Given instruction:
For each line below that includes the word "population", make a copy.
═════ Supplied material ═════
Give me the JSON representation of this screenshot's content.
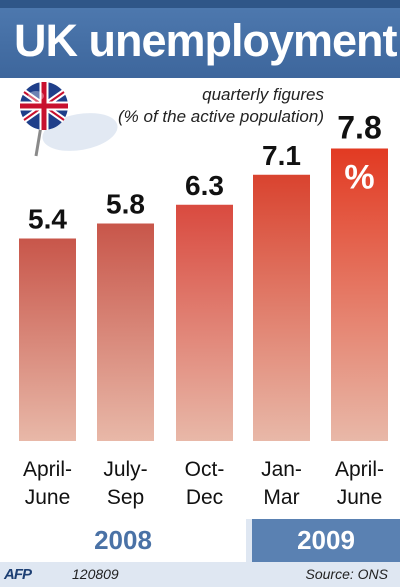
{
  "header": {
    "title": "UK unemployment",
    "subtitle_line1": "quarterly figures",
    "subtitle_line2": "(% of the active population)"
  },
  "chart_data": {
    "type": "bar",
    "title": "UK unemployment",
    "subtitle": "quarterly figures (% of the active population)",
    "categories": [
      "April-June",
      "July-Sep",
      "Oct-Dec",
      "Jan-Mar",
      "April-June"
    ],
    "category_lines": [
      [
        "April-",
        "June"
      ],
      [
        "July-",
        "Sep"
      ],
      [
        "Oct-",
        "Dec"
      ],
      [
        "Jan-",
        "Mar"
      ],
      [
        "April-",
        "June"
      ]
    ],
    "values": [
      5.4,
      5.8,
      6.3,
      7.1,
      7.8
    ],
    "value_labels": [
      "5.4",
      "5.8",
      "6.3",
      "7.1",
      "7.8"
    ],
    "unit_label": "%",
    "year_groups": [
      {
        "label": "2008",
        "categories": [
          0,
          1,
          2
        ]
      },
      {
        "label": "2009",
        "categories": [
          3,
          4
        ]
      }
    ],
    "bar_colors_top": [
      "#c8564a",
      "#c8564a",
      "#d94a3f",
      "#d9432f",
      "#e23a22"
    ],
    "bar_color_bottom": "#e8b8a8",
    "ylim": [
      0,
      8
    ],
    "grid": false,
    "legend": "none"
  },
  "footer": {
    "agency": "AFP",
    "code": "120809",
    "source": "Source: ONS"
  },
  "colors": {
    "title_bar": "#3d669c",
    "year_2008_text": "#4a72a6",
    "year_2009_bg": "#5a81b2"
  }
}
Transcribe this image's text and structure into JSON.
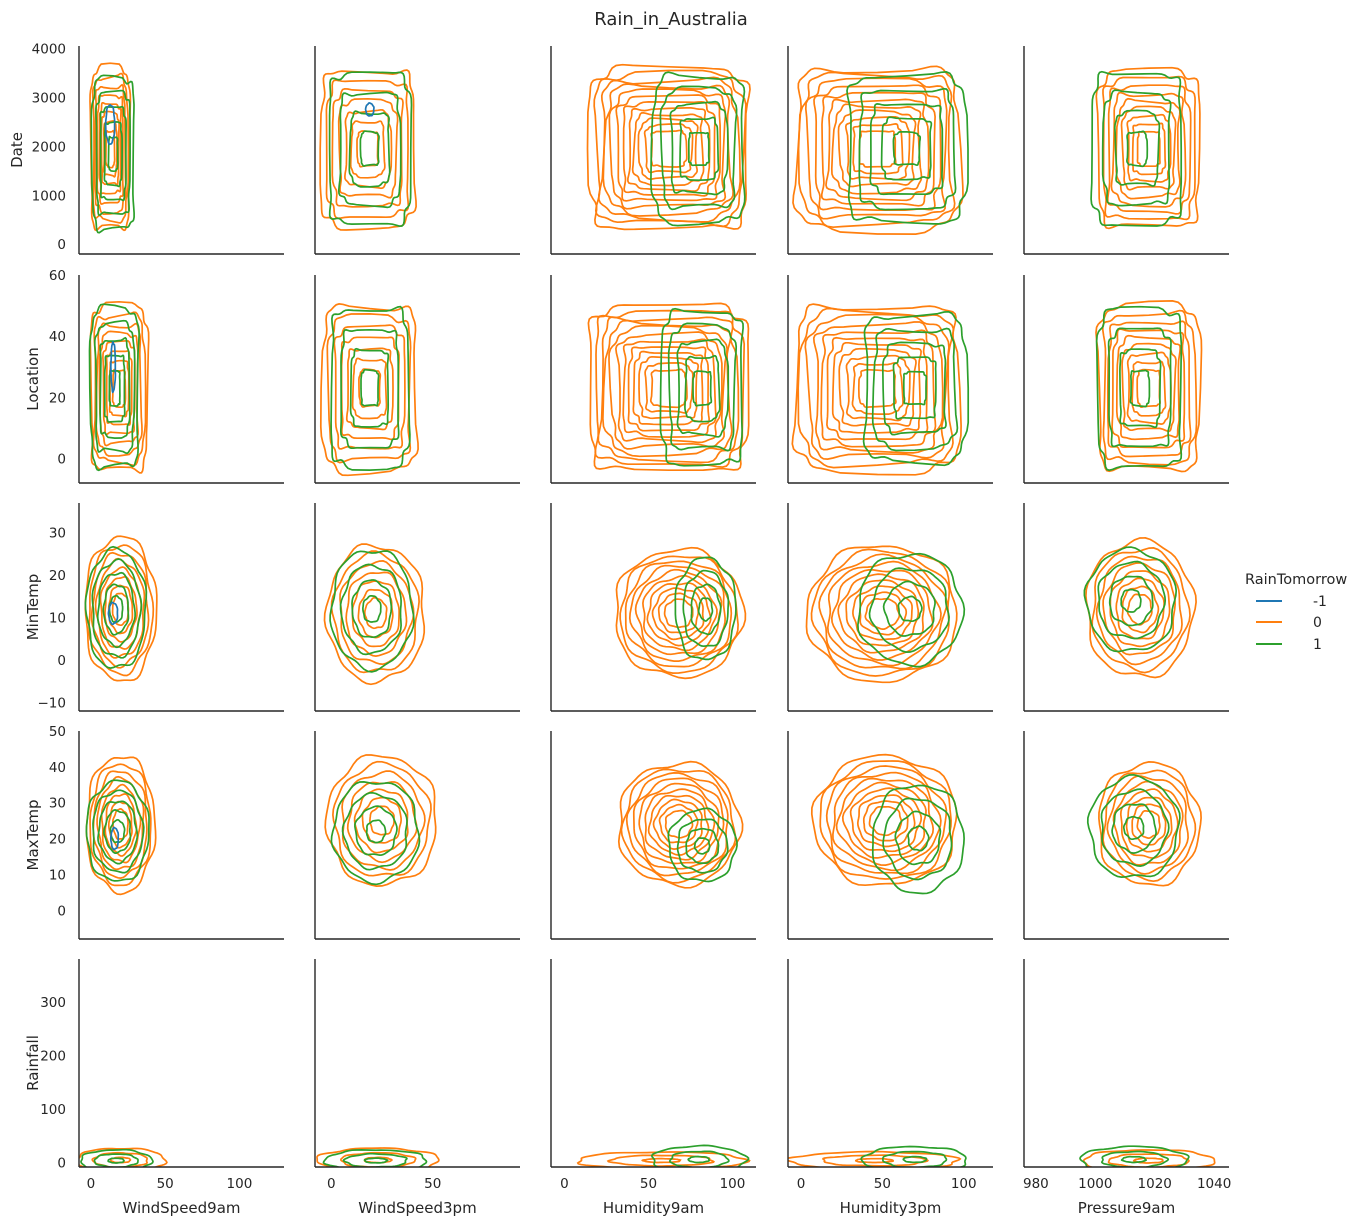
{
  "chart_data": {
    "type": "kde-pairgrid",
    "title": "Rain_in_Australia",
    "x_variables": [
      {
        "name": "WindSpeed9am",
        "xlim": [
          -8,
          130
        ],
        "ticks": [
          0,
          50,
          100
        ]
      },
      {
        "name": "WindSpeed3pm",
        "xlim": [
          -8,
          93
        ],
        "ticks": [
          0,
          50
        ]
      },
      {
        "name": "Humidity9am",
        "xlim": [
          -8,
          114
        ],
        "ticks": [
          0,
          50,
          100
        ]
      },
      {
        "name": "Humidity3pm",
        "xlim": [
          -8,
          118
        ],
        "ticks": [
          0,
          50,
          100
        ]
      },
      {
        "name": "Pressure9am",
        "xlim": [
          976,
          1045
        ],
        "ticks": [
          980,
          1000,
          1020,
          1040
        ]
      }
    ],
    "y_variables": [
      {
        "name": "Date",
        "ylim": [
          -200,
          4050
        ],
        "ticks": [
          0,
          1000,
          2000,
          3000,
          4000
        ]
      },
      {
        "name": "Location",
        "ylim": [
          -8,
          60
        ],
        "ticks": [
          0,
          20,
          40,
          60
        ]
      },
      {
        "name": "MinTemp",
        "ylim": [
          -12,
          37
        ],
        "ticks": [
          -10,
          0,
          10,
          20,
          30
        ]
      },
      {
        "name": "MaxTemp",
        "ylim": [
          -8,
          50
        ],
        "ticks": [
          0,
          10,
          20,
          30,
          40,
          50
        ]
      },
      {
        "name": "Rainfall",
        "ylim": [
          -8,
          380
        ],
        "ticks": [
          0,
          100,
          200,
          300
        ]
      }
    ],
    "hue": {
      "name": "RainTomorrow",
      "levels": [
        {
          "label": "-1",
          "color": "#1f77b4"
        },
        {
          "label": "0",
          "color": "#ff7f0e"
        },
        {
          "label": "1",
          "color": "#2ca02c"
        }
      ]
    },
    "grid": false,
    "legend_position": "right",
    "panels": [
      [
        {
          "hue": "0",
          "cx": 13,
          "cy": 1950,
          "rx": 13,
          "ry": 1650,
          "n": 8,
          "shape": "rect"
        },
        {
          "hue": "1",
          "cx": 15,
          "cy": 1850,
          "rx": 14,
          "ry": 1550,
          "n": 5,
          "shape": "rect"
        },
        {
          "hue": "-1",
          "cx": 13,
          "cy": 2450,
          "rx": 3,
          "ry": 400,
          "n": 1,
          "shape": "round"
        }
      ],
      [
        {
          "hue": "0",
          "cx": 18,
          "cy": 1950,
          "rx": 23,
          "ry": 1600,
          "n": 7,
          "shape": "rect"
        },
        {
          "hue": "1",
          "cx": 19,
          "cy": 1950,
          "rx": 20,
          "ry": 1550,
          "n": 4,
          "shape": "rect"
        },
        {
          "hue": "-1",
          "cx": 19,
          "cy": 2750,
          "rx": 2,
          "ry": 130,
          "n": 1,
          "shape": "round"
        }
      ],
      [
        {
          "hue": "0",
          "cx": 62,
          "cy": 1950,
          "rx": 47,
          "ry": 1650,
          "n": 12,
          "shape": "rect"
        },
        {
          "hue": "1",
          "cx": 80,
          "cy": 1950,
          "rx": 27,
          "ry": 1500,
          "n": 5,
          "shape": "rect"
        }
      ],
      [
        {
          "hue": "0",
          "cx": 47,
          "cy": 1950,
          "rx": 50,
          "ry": 1650,
          "n": 11,
          "shape": "rect"
        },
        {
          "hue": "1",
          "cx": 65,
          "cy": 1950,
          "rx": 36,
          "ry": 1500,
          "n": 5,
          "shape": "rect"
        }
      ],
      [
        {
          "hue": "0",
          "cx": 1018,
          "cy": 1950,
          "rx": 17,
          "ry": 1600,
          "n": 9,
          "shape": "rect"
        },
        {
          "hue": "1",
          "cx": 1014,
          "cy": 1950,
          "rx": 15,
          "ry": 1550,
          "n": 4,
          "shape": "rect"
        }
      ],
      [
        {
          "hue": "0",
          "cx": 19,
          "cy": 23,
          "rx": 19,
          "ry": 27,
          "n": 8,
          "shape": "rect"
        },
        {
          "hue": "1",
          "cx": 16,
          "cy": 23,
          "rx": 16,
          "ry": 26,
          "n": 5,
          "shape": "rect"
        },
        {
          "hue": "-1",
          "cx": 15,
          "cy": 30,
          "rx": 1.5,
          "ry": 8,
          "n": 1,
          "shape": "round"
        }
      ],
      [
        {
          "hue": "0",
          "cx": 19,
          "cy": 23,
          "rx": 23,
          "ry": 27,
          "n": 7,
          "shape": "rect"
        },
        {
          "hue": "1",
          "cx": 19,
          "cy": 23,
          "rx": 19,
          "ry": 26,
          "n": 4,
          "shape": "rect"
        }
      ],
      [
        {
          "hue": "0",
          "cx": 62,
          "cy": 23,
          "rx": 47,
          "ry": 27,
          "n": 12,
          "shape": "rect"
        },
        {
          "hue": "1",
          "cx": 82,
          "cy": 23,
          "rx": 24,
          "ry": 25,
          "n": 5,
          "shape": "rect"
        }
      ],
      [
        {
          "hue": "0",
          "cx": 47,
          "cy": 23,
          "rx": 50,
          "ry": 27,
          "n": 11,
          "shape": "rect"
        },
        {
          "hue": "1",
          "cx": 70,
          "cy": 23,
          "rx": 31,
          "ry": 24,
          "n": 5,
          "shape": "rect"
        }
      ],
      [
        {
          "hue": "0",
          "cx": 1018,
          "cy": 23,
          "rx": 17,
          "ry": 27,
          "n": 9,
          "shape": "rect"
        },
        {
          "hue": "1",
          "cx": 1015,
          "cy": 23,
          "rx": 14,
          "ry": 26,
          "n": 4,
          "shape": "rect"
        }
      ],
      [
        {
          "hue": "0",
          "cx": 20,
          "cy": 12,
          "rx": 24,
          "ry": 17,
          "n": 8,
          "shape": "round"
        },
        {
          "hue": "1",
          "cx": 17,
          "cy": 12,
          "rx": 20,
          "ry": 14,
          "n": 5,
          "shape": "round"
        },
        {
          "hue": "-1",
          "cx": 15,
          "cy": 11,
          "rx": 3,
          "ry": 2.5,
          "n": 1,
          "shape": "round"
        }
      ],
      [
        {
          "hue": "0",
          "cx": 22,
          "cy": 11,
          "rx": 24,
          "ry": 16,
          "n": 7,
          "shape": "round"
        },
        {
          "hue": "1",
          "cx": 20,
          "cy": 12,
          "rx": 20,
          "ry": 14,
          "n": 4,
          "shape": "round"
        }
      ],
      [
        {
          "hue": "0",
          "cx": 68,
          "cy": 11,
          "rx": 38,
          "ry": 15,
          "n": 10,
          "shape": "round"
        },
        {
          "hue": "1",
          "cx": 84,
          "cy": 12,
          "rx": 18,
          "ry": 12,
          "n": 4,
          "shape": "round"
        }
      ],
      [
        {
          "hue": "0",
          "cx": 50,
          "cy": 11,
          "rx": 46,
          "ry": 16,
          "n": 10,
          "shape": "round"
        },
        {
          "hue": "1",
          "cx": 67,
          "cy": 12,
          "rx": 32,
          "ry": 13,
          "n": 4,
          "shape": "round"
        }
      ],
      [
        {
          "hue": "0",
          "cx": 1015,
          "cy": 12,
          "rx": 18,
          "ry": 16,
          "n": 8,
          "shape": "round"
        },
        {
          "hue": "1",
          "cx": 1012,
          "cy": 14,
          "rx": 15,
          "ry": 12,
          "n": 4,
          "shape": "round"
        }
      ],
      [
        {
          "hue": "0",
          "cx": 20,
          "cy": 24,
          "rx": 23,
          "ry": 19,
          "n": 8,
          "shape": "round"
        },
        {
          "hue": "1",
          "cx": 18,
          "cy": 22,
          "rx": 21,
          "ry": 14,
          "n": 5,
          "shape": "round"
        },
        {
          "hue": "-1",
          "cx": 16,
          "cy": 20,
          "rx": 2.5,
          "ry": 3,
          "n": 1,
          "shape": "round"
        }
      ],
      [
        {
          "hue": "0",
          "cx": 25,
          "cy": 25,
          "rx": 27,
          "ry": 18,
          "n": 7,
          "shape": "round"
        },
        {
          "hue": "1",
          "cx": 22,
          "cy": 22,
          "rx": 21,
          "ry": 14,
          "n": 4,
          "shape": "round"
        }
      ],
      [
        {
          "hue": "0",
          "cx": 68,
          "cy": 24,
          "rx": 36,
          "ry": 17,
          "n": 10,
          "shape": "round"
        },
        {
          "hue": "1",
          "cx": 82,
          "cy": 18,
          "rx": 20,
          "ry": 10,
          "n": 4,
          "shape": "round"
        }
      ],
      [
        {
          "hue": "0",
          "cx": 52,
          "cy": 25,
          "rx": 44,
          "ry": 18,
          "n": 10,
          "shape": "round"
        },
        {
          "hue": "1",
          "cx": 72,
          "cy": 20,
          "rx": 28,
          "ry": 15,
          "n": 4,
          "shape": "round"
        }
      ],
      [
        {
          "hue": "0",
          "cx": 1018,
          "cy": 24,
          "rx": 17,
          "ry": 17,
          "n": 8,
          "shape": "round"
        },
        {
          "hue": "1",
          "cx": 1013,
          "cy": 23,
          "rx": 15,
          "ry": 14,
          "n": 4,
          "shape": "round"
        }
      ],
      [
        {
          "hue": "0",
          "cx": 20,
          "cy": 5,
          "rx": 30,
          "ry": 22,
          "n": 3,
          "shape": "round"
        },
        {
          "hue": "1",
          "cx": 17,
          "cy": 4,
          "rx": 24,
          "ry": 20,
          "n": 3,
          "shape": "round"
        }
      ],
      [
        {
          "hue": "0",
          "cx": 23,
          "cy": 5,
          "rx": 30,
          "ry": 22,
          "n": 3,
          "shape": "round"
        },
        {
          "hue": "1",
          "cx": 22,
          "cy": 4,
          "rx": 25,
          "ry": 20,
          "n": 3,
          "shape": "round"
        }
      ],
      [
        {
          "hue": "0",
          "cx": 58,
          "cy": 4,
          "rx": 50,
          "ry": 16,
          "n": 3,
          "shape": "round"
        },
        {
          "hue": "1",
          "cx": 80,
          "cy": 6,
          "rx": 28,
          "ry": 25,
          "n": 3,
          "shape": "round"
        }
      ],
      [
        {
          "hue": "0",
          "cx": 45,
          "cy": 4,
          "rx": 52,
          "ry": 16,
          "n": 3,
          "shape": "round"
        },
        {
          "hue": "1",
          "cx": 70,
          "cy": 6,
          "rx": 32,
          "ry": 24,
          "n": 3,
          "shape": "round"
        }
      ],
      [
        {
          "hue": "0",
          "cx": 1018,
          "cy": 4,
          "rx": 22,
          "ry": 20,
          "n": 3,
          "shape": "round"
        },
        {
          "hue": "1",
          "cx": 1013,
          "cy": 6,
          "rx": 18,
          "ry": 24,
          "n": 3,
          "shape": "round"
        }
      ]
    ]
  }
}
═════
Result:
    "subtitle_line2": "(% of the active population)"
    "subtitle": "quarterly figures (% of the active population)",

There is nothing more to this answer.